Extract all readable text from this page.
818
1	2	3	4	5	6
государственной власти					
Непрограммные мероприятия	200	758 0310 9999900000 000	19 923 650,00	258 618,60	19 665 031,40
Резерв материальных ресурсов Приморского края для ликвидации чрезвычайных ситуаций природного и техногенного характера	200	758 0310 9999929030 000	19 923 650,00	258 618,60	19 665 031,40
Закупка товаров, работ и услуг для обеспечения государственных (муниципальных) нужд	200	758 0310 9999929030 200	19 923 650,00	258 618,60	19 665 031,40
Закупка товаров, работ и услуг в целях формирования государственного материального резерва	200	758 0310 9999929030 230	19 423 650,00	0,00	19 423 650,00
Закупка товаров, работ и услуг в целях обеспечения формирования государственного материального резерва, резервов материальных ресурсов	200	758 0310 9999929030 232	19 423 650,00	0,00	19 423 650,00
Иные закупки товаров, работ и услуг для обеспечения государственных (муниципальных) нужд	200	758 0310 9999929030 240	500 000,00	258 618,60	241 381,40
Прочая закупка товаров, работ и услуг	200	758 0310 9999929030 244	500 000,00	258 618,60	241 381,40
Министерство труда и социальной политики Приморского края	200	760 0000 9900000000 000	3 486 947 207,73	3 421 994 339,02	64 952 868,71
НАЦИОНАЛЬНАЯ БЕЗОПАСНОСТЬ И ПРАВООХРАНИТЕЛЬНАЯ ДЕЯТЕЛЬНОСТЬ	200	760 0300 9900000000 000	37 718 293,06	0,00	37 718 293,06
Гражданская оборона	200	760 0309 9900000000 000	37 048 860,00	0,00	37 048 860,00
...
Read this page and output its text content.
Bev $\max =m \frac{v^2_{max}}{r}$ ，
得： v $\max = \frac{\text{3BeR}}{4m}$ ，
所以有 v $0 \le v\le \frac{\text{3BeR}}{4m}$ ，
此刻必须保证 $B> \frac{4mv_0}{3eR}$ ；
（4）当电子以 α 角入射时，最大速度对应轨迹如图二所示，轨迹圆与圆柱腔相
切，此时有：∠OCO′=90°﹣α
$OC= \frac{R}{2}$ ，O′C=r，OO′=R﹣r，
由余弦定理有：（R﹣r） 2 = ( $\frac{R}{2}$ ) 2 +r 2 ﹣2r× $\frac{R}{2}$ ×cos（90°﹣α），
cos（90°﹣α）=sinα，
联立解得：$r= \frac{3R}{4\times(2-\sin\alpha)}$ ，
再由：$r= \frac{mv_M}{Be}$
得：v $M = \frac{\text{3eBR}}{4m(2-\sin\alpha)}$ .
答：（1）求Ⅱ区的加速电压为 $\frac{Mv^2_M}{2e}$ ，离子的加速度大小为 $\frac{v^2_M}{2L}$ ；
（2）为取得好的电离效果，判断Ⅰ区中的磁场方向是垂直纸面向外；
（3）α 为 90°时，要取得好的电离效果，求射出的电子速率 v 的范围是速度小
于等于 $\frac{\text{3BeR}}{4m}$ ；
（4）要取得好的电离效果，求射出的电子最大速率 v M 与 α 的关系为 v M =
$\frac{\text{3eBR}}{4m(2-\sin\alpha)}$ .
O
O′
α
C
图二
--
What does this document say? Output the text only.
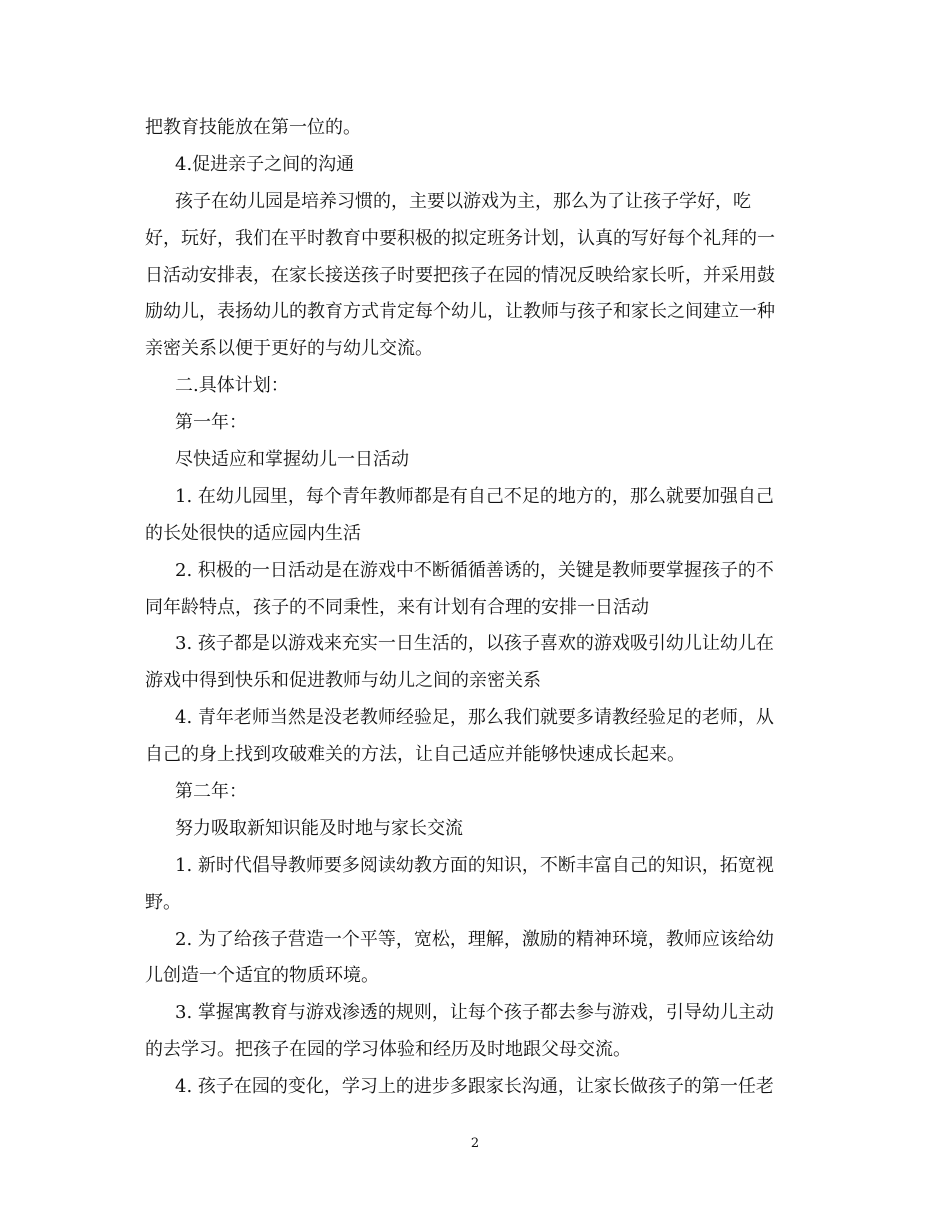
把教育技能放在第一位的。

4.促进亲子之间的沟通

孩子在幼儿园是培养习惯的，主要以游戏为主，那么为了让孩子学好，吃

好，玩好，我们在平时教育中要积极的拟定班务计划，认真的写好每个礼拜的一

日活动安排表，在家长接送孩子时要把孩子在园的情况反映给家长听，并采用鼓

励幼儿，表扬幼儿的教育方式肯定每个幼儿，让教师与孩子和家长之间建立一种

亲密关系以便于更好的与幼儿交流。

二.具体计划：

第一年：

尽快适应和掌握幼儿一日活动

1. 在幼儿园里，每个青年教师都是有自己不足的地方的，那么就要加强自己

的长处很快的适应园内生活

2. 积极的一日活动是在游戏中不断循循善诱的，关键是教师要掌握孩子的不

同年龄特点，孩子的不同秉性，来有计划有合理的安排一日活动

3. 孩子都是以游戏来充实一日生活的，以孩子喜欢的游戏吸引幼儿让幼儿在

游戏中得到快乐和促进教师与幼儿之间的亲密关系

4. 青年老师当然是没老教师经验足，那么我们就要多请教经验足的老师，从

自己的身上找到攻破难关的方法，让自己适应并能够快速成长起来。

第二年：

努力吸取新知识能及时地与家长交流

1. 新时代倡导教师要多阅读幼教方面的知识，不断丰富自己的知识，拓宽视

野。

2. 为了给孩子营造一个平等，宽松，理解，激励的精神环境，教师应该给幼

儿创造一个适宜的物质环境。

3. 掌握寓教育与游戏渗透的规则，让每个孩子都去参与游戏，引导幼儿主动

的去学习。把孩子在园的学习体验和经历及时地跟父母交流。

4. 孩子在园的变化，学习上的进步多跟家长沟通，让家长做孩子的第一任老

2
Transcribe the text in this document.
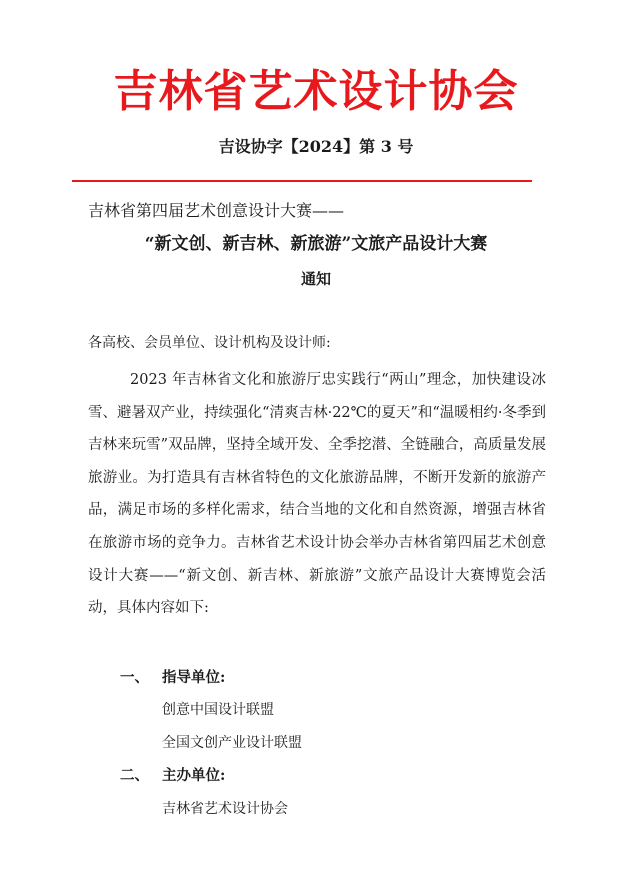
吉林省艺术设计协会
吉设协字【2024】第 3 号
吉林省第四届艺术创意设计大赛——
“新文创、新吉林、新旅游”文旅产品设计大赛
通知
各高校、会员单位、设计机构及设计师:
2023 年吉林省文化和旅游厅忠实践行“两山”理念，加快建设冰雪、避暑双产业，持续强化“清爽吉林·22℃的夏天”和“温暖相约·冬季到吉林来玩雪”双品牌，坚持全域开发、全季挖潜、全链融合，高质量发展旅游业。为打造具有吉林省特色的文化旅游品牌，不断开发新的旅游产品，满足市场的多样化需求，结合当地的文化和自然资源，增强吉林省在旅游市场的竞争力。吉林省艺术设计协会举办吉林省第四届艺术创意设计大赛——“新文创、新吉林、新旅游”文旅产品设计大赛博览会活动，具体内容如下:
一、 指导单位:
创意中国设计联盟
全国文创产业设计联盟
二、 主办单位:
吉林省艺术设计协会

Your goal
Find each line holding the string "alpha" and copy it out.

Response to the task
联立解得：$r= \frac{3R}{4\times(2-\sin\alpha)}$ ，
得：v $M = \frac{\text{3eBR}}{4m(2-\sin\alpha)}$ .
$\frac{\text{3eBR}}{4m(2-\sin\alpha)}$ .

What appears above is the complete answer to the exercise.